Written task - Copy each line of the data below with the word "group".

(Entries taken from a collection)
# # #

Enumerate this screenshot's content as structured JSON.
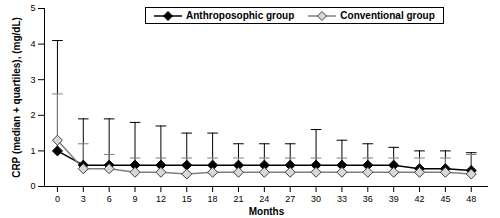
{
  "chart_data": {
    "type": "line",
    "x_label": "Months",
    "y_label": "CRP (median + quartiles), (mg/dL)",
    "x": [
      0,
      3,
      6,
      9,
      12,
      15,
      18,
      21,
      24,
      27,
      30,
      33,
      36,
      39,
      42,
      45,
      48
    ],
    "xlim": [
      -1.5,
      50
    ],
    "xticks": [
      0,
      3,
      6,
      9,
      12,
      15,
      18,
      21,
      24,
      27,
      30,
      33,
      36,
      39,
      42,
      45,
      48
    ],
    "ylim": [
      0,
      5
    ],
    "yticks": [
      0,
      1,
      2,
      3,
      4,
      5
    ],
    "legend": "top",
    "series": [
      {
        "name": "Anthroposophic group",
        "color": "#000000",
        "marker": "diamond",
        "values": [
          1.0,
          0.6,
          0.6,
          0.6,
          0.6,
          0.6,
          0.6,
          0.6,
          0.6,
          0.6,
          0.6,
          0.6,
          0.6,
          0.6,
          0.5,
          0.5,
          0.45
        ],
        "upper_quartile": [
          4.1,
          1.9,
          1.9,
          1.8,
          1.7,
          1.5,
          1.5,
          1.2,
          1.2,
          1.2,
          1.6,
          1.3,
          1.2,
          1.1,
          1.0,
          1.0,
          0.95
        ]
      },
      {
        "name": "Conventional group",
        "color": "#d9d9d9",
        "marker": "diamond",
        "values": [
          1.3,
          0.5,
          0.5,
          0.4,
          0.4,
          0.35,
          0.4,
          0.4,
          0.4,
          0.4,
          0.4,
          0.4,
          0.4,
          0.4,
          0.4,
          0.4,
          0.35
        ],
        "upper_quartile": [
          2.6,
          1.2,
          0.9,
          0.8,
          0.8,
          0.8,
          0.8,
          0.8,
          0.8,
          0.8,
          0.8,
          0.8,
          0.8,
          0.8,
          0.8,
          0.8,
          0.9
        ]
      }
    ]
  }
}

# # #

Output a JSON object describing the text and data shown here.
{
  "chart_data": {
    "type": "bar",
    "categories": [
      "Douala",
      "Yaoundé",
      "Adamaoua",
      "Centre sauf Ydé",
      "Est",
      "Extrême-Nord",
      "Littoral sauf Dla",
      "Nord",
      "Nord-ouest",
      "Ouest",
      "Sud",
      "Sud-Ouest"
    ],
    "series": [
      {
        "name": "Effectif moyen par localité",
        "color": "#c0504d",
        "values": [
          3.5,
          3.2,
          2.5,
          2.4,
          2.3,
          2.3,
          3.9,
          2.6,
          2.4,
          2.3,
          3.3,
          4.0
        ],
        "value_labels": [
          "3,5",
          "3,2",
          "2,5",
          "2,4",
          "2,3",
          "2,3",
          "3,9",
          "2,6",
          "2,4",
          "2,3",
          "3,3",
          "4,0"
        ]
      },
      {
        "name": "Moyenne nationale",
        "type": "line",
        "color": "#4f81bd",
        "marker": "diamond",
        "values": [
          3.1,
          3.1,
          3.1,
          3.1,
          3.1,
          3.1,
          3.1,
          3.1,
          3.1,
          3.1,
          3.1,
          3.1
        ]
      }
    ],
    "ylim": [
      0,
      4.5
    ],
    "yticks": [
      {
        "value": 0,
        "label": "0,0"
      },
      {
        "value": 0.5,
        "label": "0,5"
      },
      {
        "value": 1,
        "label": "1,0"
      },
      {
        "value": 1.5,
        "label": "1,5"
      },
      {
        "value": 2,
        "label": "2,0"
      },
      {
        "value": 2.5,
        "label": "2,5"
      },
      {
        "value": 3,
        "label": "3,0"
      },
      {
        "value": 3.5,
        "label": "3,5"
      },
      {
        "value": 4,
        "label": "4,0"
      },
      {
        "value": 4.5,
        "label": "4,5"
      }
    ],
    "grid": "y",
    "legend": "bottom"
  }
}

# # #

Final result -
        "name": "Anthroposophic group",
        "name": "Conventional group",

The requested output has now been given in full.